DATA ENTRIES.

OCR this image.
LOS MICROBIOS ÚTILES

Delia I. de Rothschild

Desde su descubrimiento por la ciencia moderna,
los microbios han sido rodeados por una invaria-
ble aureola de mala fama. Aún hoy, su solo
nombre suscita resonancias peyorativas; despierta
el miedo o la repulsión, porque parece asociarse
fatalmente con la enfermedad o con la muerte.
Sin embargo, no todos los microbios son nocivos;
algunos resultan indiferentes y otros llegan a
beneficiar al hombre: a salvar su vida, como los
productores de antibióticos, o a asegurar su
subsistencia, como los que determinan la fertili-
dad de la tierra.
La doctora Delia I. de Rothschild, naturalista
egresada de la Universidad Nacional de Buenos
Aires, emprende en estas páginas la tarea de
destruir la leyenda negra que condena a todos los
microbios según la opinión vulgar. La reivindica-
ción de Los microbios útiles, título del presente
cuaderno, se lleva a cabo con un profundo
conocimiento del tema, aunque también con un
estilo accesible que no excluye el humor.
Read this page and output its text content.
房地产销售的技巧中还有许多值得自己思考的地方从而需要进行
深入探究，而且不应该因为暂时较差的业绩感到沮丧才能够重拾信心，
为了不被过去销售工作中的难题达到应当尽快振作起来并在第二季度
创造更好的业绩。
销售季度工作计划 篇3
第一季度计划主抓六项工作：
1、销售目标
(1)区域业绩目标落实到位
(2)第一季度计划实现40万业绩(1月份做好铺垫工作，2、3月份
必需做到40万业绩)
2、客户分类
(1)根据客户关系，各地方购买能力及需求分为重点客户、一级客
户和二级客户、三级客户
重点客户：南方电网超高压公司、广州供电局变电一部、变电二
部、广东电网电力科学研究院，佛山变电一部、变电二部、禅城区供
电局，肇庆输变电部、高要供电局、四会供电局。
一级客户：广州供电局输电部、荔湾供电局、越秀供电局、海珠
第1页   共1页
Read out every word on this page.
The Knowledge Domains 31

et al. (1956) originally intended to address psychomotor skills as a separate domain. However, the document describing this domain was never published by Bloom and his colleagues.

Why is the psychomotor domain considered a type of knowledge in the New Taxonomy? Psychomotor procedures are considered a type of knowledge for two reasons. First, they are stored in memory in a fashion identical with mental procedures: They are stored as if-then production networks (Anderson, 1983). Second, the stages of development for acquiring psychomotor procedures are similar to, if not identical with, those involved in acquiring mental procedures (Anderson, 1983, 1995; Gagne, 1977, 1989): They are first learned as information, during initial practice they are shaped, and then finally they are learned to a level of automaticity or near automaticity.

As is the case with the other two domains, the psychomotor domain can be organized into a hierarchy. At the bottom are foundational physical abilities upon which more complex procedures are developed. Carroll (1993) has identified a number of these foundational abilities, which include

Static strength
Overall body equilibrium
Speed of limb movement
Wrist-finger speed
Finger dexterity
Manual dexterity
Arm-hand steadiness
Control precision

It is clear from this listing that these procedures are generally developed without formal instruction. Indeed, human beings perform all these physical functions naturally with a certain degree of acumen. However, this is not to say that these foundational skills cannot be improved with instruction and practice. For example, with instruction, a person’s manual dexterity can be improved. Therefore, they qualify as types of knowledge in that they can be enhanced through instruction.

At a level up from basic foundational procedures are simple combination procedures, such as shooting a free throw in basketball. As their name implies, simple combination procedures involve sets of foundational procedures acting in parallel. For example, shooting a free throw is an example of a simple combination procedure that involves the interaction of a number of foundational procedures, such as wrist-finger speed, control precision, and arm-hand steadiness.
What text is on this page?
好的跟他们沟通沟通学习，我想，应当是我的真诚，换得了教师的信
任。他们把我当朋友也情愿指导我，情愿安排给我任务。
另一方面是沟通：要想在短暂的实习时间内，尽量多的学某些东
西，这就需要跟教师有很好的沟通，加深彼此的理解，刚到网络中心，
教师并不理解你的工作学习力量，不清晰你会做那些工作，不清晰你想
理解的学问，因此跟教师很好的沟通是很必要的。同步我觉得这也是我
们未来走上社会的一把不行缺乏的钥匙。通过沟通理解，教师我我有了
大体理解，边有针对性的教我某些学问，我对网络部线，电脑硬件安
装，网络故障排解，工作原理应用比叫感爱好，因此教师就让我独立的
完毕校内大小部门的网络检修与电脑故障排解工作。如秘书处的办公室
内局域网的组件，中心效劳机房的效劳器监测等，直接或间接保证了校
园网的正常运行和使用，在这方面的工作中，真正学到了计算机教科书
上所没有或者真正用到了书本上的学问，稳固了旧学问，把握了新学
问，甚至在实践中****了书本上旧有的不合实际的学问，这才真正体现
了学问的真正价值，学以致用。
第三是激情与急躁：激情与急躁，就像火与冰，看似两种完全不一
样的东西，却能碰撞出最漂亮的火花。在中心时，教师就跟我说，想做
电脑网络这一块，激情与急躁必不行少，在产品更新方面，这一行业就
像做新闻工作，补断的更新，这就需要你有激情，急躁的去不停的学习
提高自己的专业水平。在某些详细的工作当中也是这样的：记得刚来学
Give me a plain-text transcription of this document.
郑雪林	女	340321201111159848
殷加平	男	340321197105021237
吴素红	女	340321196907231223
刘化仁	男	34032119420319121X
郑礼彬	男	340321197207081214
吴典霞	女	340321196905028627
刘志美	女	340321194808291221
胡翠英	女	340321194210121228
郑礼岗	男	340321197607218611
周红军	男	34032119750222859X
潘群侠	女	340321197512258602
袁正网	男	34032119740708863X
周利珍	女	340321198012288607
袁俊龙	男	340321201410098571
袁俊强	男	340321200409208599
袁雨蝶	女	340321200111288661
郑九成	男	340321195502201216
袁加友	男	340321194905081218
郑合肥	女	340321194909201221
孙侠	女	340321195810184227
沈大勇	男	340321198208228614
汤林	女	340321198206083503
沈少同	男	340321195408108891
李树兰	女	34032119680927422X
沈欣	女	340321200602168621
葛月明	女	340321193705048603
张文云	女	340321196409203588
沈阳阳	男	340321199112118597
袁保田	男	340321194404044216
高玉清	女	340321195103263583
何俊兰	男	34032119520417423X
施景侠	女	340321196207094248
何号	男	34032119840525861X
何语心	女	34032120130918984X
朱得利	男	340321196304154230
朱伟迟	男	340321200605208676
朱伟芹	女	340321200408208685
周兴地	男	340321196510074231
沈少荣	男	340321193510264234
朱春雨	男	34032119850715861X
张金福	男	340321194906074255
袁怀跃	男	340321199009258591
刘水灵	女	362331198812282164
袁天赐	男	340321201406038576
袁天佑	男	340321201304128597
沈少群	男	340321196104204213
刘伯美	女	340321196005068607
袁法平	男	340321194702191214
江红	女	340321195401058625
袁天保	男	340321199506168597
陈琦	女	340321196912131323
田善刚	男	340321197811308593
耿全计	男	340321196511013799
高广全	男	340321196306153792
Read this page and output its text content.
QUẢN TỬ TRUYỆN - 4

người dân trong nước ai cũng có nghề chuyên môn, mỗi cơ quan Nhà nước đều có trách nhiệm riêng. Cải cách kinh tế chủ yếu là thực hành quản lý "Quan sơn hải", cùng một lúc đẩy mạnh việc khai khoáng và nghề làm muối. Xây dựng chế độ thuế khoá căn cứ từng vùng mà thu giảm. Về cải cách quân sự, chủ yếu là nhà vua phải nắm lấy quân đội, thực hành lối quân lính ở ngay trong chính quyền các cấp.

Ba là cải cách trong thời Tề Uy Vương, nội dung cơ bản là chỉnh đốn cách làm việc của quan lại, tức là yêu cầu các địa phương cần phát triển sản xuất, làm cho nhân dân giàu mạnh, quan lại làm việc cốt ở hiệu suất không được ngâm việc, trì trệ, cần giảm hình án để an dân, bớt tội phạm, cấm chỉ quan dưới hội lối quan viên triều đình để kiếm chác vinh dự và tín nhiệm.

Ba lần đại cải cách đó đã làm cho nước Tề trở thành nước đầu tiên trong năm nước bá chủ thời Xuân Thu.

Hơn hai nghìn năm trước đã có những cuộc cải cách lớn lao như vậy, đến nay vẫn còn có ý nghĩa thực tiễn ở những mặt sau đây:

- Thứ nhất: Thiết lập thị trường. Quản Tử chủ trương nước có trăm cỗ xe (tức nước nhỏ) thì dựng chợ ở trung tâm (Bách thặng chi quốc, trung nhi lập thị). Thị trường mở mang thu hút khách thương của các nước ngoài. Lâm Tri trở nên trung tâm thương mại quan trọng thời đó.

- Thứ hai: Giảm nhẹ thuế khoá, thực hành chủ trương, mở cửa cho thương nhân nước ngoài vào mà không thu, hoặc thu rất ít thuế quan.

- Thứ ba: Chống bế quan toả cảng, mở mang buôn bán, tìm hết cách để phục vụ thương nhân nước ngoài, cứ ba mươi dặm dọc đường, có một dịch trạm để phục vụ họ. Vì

WHAT THE TASK ASKS. Gather all lines from the listing above in which "nhân" occurs.

RESPONSE BELOW.
Ba là cải cách trong thời Tề Uy Vương, nội dung cơ bản là chỉnh đốn cách làm việc của quan lại, tức là yêu cầu các địa phương cần phát triển sản xuất, làm cho nhân dân giàu mạnh, quan lại làm việc cốt ở hiệu suất không được ngâm việc, trì trệ, cần giảm hình án để an dân, bớt tội phạm, cấm chỉ quan dưới hội lối quan viên triều đình để kiếm chác vinh dự và tín nhiệm.
- Thứ hai: Giảm nhẹ thuế khoá, thực hành chủ trương, mở cửa cho thương nhân nước ngoài vào mà không thu, hoặc thu rất ít thuế quan.
- Thứ ba: Chống bế quan toả cảng, mở mang buôn bán, tìm hết cách để phục vụ thương nhân nước ngoài, cứ ba mươi dặm dọc đường, có một dịch trạm để phục vụ họ. Vì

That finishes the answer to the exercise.